[Opening SUPPLIED PASSAGE section]

Are We Solving The Right Problem?
- If nothing changes in the next 12–24 months, what single outcome would hurt your surgical program the most (volume loss, recruitment, margins, reputation, etc.)?
- Which of these is currently the primary driver behind considering a robotic investment?
- How long has this driver been a priority for your team, and how has urgency changed over time?
- Who internally argues most strongly against moving forward, and what are their core concerns?
- What would happen to patient referrals, surgeon hiring, or service line reputation if you delayed a decision another year?
What’s Actually Happening in Your ORs Today?
- Where is your OR throughput or case mix leaking clinical or financial value today?
- Please list current annual case volumes by specialty you expect to use the robot (urology, gyn, colorectal, general, thoracic, ENT, other).
- Which robotic or minimally invasive platforms are in regular use today, and what average uptime or availability do you experience with them?
- Which surgeons or specialties are most likely to adopt a new system immediately, and who will need the most convincing?
- What specific workflow or OR staffing constraints regularly limit your ability to add robotic cases (e.g., anesthesiology coverage, scrub tech experience, room footprint)?
- How often do instrument or consumable shortages, service outages, or software issues cause case delay or cancellation?
What Keeps You Up at Night About Cost and Economics?
- Is per-procedure consumable and service cost currently the biggest unknown in your ROI model?
- Which acquisition model does your finance team prefer or have policy for?
- What is your acceptable payback period or ROI threshold for a capital investment of this magnitude?
- How do you currently account for indirect benefits—referral growth, reduced LOS, surgeon recruitment—when evaluating new technology?
- What are your top three cost concerns we should model explicitly (e.g., instrument life/repurchase rate, service SLA premiums, consumable pricing volatility)?

[Closing SUPPLIED PASSAGE section]

## [INSTRUCTIONS]
1. Copy the section of the robotic investment questionnaire from "- What specific" to "delay or cancellation?" word for word.
2. Answer these from the robotic investment questionnaire:
(a) What time span does the first item under "Are We Solving The Right Problem?" refer to?
(b) Which specialties are listed for reporting annual case volumes?
(c) Which three indirect benefits are named under "What Keeps You Up at Night About Cost and Economics?"?

[Opening SOURCE MATERIAL section]

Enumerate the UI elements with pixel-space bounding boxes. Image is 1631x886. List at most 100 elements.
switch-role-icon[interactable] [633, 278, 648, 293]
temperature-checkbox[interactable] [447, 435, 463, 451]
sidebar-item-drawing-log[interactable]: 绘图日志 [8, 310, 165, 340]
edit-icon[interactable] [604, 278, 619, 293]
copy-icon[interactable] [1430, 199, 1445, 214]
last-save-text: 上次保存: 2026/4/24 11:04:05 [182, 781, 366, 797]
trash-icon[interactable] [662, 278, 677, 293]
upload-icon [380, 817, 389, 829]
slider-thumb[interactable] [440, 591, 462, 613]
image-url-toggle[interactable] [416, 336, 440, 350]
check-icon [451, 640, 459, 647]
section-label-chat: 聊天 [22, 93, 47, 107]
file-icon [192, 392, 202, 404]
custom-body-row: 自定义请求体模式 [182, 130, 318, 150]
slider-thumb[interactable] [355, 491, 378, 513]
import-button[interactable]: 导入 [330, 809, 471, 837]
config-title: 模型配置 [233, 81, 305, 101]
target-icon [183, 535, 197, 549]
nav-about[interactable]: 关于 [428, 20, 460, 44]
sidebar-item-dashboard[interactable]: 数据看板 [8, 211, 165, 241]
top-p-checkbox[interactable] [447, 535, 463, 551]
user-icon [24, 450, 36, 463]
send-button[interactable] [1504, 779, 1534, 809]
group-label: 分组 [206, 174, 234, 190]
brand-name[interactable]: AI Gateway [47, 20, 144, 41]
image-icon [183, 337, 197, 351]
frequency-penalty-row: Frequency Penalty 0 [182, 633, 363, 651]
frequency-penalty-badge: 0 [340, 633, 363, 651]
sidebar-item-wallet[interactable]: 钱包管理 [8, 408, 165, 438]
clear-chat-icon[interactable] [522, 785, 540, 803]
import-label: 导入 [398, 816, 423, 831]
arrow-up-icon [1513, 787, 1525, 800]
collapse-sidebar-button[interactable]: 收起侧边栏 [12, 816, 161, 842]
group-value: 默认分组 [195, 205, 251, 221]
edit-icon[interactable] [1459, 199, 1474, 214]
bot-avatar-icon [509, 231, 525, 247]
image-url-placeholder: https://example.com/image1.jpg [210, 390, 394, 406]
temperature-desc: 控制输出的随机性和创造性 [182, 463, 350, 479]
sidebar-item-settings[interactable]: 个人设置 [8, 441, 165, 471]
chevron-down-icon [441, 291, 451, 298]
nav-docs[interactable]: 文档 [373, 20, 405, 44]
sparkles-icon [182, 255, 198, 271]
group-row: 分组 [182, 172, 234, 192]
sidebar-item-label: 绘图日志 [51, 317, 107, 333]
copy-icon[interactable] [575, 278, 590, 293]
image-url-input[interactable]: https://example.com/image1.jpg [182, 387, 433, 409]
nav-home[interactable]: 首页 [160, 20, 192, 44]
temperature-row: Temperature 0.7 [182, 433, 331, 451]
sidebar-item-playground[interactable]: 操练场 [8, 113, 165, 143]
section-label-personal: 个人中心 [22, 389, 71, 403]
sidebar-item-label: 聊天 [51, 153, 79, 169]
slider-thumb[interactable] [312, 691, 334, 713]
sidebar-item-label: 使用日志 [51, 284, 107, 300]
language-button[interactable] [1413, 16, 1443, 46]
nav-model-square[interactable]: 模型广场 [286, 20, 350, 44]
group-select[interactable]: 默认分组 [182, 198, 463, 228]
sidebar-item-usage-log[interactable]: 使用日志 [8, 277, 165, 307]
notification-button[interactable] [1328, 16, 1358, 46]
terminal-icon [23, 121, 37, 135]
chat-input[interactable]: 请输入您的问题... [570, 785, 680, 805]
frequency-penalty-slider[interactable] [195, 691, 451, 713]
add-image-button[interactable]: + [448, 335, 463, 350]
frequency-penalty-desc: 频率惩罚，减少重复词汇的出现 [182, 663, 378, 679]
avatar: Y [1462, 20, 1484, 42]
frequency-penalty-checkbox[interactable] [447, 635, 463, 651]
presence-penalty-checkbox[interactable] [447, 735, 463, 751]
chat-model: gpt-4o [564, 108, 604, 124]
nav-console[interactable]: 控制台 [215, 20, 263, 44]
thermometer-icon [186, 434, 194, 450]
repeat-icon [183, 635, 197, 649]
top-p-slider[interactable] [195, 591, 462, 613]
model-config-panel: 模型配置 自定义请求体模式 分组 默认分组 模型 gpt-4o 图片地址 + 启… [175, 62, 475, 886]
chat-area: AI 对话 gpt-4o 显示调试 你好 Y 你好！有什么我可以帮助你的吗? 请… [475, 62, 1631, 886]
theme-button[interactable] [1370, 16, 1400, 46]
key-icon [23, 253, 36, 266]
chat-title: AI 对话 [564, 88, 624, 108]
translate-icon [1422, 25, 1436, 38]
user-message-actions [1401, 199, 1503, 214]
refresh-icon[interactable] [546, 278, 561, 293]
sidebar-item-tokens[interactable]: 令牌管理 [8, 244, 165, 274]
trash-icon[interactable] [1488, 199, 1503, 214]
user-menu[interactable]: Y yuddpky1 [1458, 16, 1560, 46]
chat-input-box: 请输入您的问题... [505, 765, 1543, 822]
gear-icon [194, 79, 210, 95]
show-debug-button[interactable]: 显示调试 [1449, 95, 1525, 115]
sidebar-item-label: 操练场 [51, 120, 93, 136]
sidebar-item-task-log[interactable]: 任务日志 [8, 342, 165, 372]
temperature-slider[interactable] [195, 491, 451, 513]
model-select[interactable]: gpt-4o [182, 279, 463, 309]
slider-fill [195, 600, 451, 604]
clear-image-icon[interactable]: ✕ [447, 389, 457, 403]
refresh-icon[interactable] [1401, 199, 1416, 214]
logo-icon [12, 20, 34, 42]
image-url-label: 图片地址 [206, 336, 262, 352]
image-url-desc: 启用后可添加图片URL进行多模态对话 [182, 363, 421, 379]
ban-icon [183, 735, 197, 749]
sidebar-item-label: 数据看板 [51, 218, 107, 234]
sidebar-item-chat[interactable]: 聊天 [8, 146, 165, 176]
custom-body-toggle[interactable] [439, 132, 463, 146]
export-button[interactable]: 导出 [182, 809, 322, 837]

[Closing SOURCE MATERIAL section]

## [RESULTS FOR THE EXERCISE]
1.
- What specific workflow or OR staffing constraints regularly limit your ability to add robotic cases (e.g., anesthesiology coverage, scrub tech experience, room footprint)?
- How often do instrument or consumable shortages, service outages, or software issues cause case delay or cancellation?

2.
(a) The next 12–24 months.
(b) Urology, gyn, colorectal, general, thoracic, ENT, and other.
(c) Referral growth, reduced LOS, and surgeon recruitment.